#### Stored data entries
------------
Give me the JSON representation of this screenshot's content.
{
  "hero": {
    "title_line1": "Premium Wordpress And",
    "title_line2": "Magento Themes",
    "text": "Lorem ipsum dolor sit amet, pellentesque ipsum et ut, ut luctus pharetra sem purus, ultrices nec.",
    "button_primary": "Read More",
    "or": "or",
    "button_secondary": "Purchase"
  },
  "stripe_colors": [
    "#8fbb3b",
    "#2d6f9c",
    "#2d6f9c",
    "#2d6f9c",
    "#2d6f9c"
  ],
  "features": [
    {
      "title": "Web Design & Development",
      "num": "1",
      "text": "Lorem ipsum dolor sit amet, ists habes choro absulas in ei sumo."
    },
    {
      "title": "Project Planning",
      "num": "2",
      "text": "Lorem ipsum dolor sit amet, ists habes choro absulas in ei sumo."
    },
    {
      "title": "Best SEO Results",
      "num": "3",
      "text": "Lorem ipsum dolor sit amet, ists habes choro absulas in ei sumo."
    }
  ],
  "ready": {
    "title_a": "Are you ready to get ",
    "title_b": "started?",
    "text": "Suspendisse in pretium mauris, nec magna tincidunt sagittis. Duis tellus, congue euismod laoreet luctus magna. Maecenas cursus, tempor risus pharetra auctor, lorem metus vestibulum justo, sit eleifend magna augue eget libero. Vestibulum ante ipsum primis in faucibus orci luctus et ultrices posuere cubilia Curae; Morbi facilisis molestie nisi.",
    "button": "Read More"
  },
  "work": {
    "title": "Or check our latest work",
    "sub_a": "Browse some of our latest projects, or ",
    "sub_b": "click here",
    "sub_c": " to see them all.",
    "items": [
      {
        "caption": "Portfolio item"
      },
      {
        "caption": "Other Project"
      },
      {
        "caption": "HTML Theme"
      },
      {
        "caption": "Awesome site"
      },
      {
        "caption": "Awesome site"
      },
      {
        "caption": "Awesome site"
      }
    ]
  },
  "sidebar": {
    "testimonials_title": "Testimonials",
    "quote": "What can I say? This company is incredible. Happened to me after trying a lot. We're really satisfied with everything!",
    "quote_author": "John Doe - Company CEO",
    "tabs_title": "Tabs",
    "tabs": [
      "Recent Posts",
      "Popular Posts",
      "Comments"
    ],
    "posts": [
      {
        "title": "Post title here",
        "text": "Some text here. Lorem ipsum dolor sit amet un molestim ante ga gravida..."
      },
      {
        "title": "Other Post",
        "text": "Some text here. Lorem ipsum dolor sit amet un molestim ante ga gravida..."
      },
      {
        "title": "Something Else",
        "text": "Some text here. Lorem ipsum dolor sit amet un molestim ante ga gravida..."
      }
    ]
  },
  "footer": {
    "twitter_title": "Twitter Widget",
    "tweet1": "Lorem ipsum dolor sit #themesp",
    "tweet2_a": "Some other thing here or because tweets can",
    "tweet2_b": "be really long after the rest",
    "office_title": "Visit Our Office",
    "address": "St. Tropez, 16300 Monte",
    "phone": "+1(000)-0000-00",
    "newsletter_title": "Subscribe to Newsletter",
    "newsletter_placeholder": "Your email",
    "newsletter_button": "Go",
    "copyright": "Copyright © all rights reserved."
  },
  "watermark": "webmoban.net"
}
------------
#### GIVEN INSTRUCTION
Write all of the records out again exactly.

#### RESPONSE
Give me the JSON representation of this screenshot's content.
{
  "hero": {
    "title_line1": "Premium Wordpress And",
    "title_line2": "Magento Themes",
    "text": "Lorem ipsum dolor sit amet, pellentesque ipsum et ut, ut luctus pharetra sem purus, ultrices nec.",
    "button_primary": "Read More",
    "or": "or",
    "button_secondary": "Purchase"
  },
  "stripe_colors": [
    "#8fbb3b",
    "#2d6f9c",
    "#2d6f9c",
    "#2d6f9c",
    "#2d6f9c"
  ],
  "features": [
    {
      "title": "Web Design & Development",
      "num": "1",
      "text": "Lorem ipsum dolor sit amet, ists habes choro absulas in ei sumo."
    },
    {
      "title": "Project Planning",
      "num": "2",
      "text": "Lorem ipsum dolor sit amet, ists habes choro absulas in ei sumo."
    },
    {
      "title": "Best SEO Results",
      "num": "3",
      "text": "Lorem ipsum dolor sit amet, ists habes choro absulas in ei sumo."
    }
  ],
  "ready": {
    "title_a": "Are you ready to get ",
    "title_b": "started?",
    "text": "Suspendisse in pretium mauris, nec magna tincidunt sagittis. Duis tellus, congue euismod laoreet luctus magna. Maecenas cursus, tempor risus pharetra auctor, lorem metus vestibulum justo, sit eleifend magna augue eget libero. Vestibulum ante ipsum primis in faucibus orci luctus et ultrices posuere cubilia Curae; Morbi facilisis molestie nisi.",
    "button": "Read More"
  },
  "work": {
    "title": "Or check our latest work",
    "sub_a": "Browse some of our latest projects, or ",
    "sub_b": "click here",
    "sub_c": " to see them all.",
    "items": [
      {
        "caption": "Portfolio item"
      },
      {
        "caption": "Other Project"
      },
      {
        "caption": "HTML Theme"
      },
      {
        "caption": "Awesome site"
      },
      {
        "caption": "Awesome site"
      },
      {
        "caption": "Awesome site"
      }
    ]
  },
  "sidebar": {
    "testimonials_title": "Testimonials",
    "quote": "What can I say? This company is incredible. Happened to me after trying a lot. We're really satisfied with everything!",
    "quote_author": "John Doe - Company CEO",
    "tabs_title": "Tabs",
    "tabs": [
      "Recent Posts",
      "Popular Posts",
      "Comments"
    ],
    "posts": [
      {
        "title": "Post title here",
        "text": "Some text here. Lorem ipsum dolor sit amet un molestim ante ga gravida..."
      },
      {
        "title": "Other Post",
        "text": "Some text here. Lorem ipsum dolor sit amet un molestim ante ga gravida..."
      },
      {
        "title": "Something Else",
        "text": "Some text here. Lorem ipsum dolor sit amet un molestim ante ga gravida..."
      }
    ]
  },
  "footer": {
    "twitter_title": "Twitter Widget",
    "tweet1": "Lorem ipsum dolor sit #themesp",
    "tweet2_a": "Some other thing here or because tweets can",
    "tweet2_b": "be really long after the rest",
    "office_title": "Visit Our Office",
    "address": "St. Tropez, 16300 Monte",
    "phone": "+1(000)-0000-00",
    "newsletter_title": "Subscribe to Newsletter",
    "newsletter_placeholder": "Your email",
    "newsletter_button": "Go",
    "copyright": "Copyright © all rights reserved."
  },
  "watermark": "webmoban.net"
}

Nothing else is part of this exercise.